## start Provided records
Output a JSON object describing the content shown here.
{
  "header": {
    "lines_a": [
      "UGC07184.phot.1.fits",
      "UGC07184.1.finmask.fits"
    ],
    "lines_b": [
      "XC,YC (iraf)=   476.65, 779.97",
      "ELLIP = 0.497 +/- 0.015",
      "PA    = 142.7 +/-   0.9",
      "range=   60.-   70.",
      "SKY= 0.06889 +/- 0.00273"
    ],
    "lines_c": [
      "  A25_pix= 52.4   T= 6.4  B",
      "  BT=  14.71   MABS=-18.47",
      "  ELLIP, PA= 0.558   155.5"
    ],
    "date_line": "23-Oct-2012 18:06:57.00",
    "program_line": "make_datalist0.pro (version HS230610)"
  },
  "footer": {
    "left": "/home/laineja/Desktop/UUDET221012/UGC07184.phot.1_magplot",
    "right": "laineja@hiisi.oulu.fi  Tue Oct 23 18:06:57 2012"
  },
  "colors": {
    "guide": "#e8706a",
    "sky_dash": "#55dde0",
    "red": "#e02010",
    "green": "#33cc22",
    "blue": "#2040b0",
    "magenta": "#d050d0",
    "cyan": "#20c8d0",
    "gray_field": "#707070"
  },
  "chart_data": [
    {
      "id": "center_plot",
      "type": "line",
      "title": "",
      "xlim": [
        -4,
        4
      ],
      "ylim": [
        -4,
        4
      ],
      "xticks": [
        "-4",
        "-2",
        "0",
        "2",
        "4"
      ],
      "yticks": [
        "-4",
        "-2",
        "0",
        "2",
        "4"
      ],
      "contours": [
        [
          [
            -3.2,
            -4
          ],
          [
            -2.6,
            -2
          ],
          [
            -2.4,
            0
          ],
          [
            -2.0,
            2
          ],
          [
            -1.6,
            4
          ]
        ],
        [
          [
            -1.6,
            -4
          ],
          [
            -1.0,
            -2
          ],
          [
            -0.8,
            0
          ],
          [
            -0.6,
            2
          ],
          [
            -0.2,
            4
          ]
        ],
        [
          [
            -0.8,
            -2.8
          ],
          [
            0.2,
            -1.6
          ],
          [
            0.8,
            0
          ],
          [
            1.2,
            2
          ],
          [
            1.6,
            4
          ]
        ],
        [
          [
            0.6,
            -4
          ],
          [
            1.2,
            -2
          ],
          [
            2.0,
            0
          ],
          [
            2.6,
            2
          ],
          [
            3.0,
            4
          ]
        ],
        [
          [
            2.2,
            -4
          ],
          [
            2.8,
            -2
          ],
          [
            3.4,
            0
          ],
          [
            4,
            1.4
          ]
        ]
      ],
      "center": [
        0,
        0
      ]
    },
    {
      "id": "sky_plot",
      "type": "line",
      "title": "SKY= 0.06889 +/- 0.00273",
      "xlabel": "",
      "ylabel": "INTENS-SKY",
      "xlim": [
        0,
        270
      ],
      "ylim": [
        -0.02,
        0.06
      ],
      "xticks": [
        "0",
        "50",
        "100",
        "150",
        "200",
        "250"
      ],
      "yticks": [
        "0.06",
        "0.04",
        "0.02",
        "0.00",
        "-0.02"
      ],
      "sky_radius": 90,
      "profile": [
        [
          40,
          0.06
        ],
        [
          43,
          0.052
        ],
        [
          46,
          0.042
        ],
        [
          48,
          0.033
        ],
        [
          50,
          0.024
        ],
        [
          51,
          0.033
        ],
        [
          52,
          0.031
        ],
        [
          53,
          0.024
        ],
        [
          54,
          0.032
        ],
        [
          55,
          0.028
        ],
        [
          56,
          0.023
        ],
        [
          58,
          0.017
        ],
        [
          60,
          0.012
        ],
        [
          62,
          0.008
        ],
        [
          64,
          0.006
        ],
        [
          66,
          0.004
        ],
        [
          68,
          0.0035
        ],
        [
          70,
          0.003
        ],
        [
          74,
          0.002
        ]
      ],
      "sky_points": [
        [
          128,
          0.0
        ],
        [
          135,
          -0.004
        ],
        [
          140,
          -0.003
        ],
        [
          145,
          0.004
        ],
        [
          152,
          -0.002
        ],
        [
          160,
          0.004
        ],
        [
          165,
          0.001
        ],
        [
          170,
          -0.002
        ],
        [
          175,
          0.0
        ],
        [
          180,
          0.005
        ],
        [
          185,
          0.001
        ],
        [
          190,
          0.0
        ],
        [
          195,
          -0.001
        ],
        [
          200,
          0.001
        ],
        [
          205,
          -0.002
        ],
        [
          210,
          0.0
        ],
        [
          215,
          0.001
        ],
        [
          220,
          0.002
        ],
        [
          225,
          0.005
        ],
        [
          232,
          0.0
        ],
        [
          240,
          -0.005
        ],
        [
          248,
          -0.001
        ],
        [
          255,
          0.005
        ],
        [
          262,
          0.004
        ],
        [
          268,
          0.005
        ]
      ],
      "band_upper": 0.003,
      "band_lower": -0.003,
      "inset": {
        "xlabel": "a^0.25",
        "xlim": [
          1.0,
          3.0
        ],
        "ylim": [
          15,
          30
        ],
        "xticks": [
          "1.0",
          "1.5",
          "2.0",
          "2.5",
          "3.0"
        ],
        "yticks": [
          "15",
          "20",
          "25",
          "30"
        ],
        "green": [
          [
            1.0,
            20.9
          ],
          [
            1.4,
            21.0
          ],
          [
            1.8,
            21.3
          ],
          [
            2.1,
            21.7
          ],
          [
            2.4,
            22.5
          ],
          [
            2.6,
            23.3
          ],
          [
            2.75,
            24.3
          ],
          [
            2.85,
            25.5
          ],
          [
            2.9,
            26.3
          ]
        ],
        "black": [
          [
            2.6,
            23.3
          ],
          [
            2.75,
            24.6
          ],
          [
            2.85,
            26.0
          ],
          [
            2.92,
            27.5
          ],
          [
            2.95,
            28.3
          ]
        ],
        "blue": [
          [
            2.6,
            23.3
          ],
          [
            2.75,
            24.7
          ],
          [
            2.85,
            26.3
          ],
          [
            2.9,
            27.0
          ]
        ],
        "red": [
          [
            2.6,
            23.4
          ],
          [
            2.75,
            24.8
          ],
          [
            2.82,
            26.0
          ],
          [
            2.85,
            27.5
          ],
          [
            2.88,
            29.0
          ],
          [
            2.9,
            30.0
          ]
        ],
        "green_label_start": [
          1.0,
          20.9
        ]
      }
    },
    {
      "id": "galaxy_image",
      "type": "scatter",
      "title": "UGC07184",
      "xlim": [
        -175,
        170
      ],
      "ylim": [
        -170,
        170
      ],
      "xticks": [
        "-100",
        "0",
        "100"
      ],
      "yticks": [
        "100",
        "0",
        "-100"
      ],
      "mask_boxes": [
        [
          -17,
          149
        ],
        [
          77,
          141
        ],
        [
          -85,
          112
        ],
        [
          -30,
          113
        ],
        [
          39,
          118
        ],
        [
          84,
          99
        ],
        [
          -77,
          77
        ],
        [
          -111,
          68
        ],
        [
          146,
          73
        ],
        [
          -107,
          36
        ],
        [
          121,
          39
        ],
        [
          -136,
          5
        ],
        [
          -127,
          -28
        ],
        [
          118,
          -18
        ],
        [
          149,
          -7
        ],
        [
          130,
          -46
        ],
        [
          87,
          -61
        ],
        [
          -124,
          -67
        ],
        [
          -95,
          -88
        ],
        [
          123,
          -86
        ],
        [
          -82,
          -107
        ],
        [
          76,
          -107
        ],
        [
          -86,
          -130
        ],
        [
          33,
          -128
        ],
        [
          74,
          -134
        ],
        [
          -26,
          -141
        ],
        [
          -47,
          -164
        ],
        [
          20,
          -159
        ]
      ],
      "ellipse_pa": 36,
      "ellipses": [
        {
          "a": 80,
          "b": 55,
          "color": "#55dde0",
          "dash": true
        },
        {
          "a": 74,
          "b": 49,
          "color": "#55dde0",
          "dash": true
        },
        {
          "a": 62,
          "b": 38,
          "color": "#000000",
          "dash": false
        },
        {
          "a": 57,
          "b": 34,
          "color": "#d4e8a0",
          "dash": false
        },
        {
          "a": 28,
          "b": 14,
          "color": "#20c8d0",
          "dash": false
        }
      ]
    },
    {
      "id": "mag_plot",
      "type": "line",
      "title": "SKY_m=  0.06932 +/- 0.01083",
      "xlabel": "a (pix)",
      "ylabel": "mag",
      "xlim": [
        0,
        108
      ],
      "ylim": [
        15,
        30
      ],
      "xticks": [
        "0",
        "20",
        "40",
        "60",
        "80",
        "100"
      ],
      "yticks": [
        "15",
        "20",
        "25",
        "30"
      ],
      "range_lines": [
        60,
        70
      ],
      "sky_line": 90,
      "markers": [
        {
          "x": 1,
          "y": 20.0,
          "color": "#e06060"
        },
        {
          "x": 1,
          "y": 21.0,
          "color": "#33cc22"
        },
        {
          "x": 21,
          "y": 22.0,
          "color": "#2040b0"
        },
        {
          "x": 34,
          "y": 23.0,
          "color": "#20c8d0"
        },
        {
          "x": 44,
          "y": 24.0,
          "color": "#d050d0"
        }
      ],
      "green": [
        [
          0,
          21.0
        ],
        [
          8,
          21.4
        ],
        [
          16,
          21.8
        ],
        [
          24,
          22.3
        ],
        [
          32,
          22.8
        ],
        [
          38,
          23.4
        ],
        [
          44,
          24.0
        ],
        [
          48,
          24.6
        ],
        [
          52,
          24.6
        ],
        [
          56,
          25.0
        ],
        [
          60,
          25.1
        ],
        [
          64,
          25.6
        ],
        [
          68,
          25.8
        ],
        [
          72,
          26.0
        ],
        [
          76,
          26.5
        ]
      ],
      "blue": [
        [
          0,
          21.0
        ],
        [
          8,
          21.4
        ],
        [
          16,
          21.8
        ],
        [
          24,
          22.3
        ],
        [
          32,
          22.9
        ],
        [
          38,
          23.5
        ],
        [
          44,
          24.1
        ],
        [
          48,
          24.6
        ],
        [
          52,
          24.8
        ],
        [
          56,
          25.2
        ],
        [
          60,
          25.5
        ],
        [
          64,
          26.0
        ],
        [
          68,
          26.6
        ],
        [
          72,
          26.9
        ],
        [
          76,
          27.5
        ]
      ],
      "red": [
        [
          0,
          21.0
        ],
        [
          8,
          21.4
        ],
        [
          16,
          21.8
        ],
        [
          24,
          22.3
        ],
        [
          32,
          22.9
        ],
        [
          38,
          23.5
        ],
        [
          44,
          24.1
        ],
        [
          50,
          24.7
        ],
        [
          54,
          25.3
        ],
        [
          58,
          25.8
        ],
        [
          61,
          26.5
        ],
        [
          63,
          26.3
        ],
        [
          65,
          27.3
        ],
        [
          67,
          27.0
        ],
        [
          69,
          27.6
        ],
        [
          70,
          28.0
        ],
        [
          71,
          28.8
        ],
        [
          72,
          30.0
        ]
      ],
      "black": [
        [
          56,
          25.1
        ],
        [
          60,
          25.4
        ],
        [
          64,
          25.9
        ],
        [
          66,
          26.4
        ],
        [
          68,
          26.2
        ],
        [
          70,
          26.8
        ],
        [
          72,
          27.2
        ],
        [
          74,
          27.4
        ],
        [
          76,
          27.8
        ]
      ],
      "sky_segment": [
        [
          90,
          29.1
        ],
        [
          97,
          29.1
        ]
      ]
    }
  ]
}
## end Provided records
- What is required -
Gather, from the listing above, every line carrying the word "laineja".

- Exercise solution -
    "left": "/home/laineja/Desktop/UUDET221012/UGC07184.phot.1_magplot",
    "right": "laineja@hiisi.oulu.fi  Tue Oct 23 18:06:57 2012"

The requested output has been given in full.